**Instructions to follow**
Gather the lines that hold the string "nichtlinearen".

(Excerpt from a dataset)
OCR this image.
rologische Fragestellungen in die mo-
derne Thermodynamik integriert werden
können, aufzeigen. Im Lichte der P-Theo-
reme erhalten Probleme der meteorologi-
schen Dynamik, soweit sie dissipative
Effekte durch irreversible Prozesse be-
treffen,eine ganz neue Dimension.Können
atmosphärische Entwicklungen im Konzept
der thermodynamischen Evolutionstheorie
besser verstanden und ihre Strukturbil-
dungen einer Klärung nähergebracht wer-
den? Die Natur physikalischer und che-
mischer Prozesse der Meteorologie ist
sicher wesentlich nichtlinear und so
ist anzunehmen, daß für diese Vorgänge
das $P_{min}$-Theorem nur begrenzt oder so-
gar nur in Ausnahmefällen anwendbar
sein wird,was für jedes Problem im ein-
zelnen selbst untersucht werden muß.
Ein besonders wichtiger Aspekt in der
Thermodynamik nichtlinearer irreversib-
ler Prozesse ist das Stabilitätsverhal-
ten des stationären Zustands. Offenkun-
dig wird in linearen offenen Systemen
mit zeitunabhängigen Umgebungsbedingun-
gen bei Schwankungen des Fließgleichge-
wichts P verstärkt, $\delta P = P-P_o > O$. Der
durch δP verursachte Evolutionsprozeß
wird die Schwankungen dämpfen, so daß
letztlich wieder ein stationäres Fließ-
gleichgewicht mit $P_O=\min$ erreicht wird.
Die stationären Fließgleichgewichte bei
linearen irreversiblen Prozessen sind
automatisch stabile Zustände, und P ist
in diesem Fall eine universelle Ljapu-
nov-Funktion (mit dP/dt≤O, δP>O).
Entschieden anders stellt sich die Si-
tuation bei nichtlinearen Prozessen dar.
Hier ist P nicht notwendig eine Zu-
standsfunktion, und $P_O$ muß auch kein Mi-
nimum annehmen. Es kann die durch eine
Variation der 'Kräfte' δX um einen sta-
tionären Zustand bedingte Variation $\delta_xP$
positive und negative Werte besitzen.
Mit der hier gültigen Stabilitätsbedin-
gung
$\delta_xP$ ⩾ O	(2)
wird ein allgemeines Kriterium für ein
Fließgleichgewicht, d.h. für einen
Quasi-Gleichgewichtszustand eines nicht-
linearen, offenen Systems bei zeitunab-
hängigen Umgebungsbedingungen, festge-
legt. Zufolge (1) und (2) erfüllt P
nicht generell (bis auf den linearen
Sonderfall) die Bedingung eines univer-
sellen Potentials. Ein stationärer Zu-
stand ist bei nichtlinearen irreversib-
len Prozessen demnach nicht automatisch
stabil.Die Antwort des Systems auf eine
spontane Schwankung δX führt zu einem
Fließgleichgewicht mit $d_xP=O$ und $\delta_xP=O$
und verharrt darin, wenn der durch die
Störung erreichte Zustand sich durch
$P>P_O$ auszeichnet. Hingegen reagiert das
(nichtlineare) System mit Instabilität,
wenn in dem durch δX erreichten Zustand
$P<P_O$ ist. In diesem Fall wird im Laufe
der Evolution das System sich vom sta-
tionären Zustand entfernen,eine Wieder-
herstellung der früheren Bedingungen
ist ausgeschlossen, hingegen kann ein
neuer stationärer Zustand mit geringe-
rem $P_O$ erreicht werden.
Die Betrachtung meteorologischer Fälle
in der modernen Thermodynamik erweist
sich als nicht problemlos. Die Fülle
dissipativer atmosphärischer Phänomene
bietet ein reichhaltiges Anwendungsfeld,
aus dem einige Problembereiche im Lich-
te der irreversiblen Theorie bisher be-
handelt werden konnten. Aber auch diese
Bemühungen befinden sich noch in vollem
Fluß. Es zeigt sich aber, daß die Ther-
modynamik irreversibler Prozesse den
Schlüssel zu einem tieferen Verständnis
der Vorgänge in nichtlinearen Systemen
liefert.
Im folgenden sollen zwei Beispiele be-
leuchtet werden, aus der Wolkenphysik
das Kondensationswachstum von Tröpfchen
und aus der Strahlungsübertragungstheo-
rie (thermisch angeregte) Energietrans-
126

**Reply**
tuation bei nichtlinearen Prozessen dar.
stand ist bei nichtlinearen irreversib-
der Vorgänge in nichtlinearen Systemen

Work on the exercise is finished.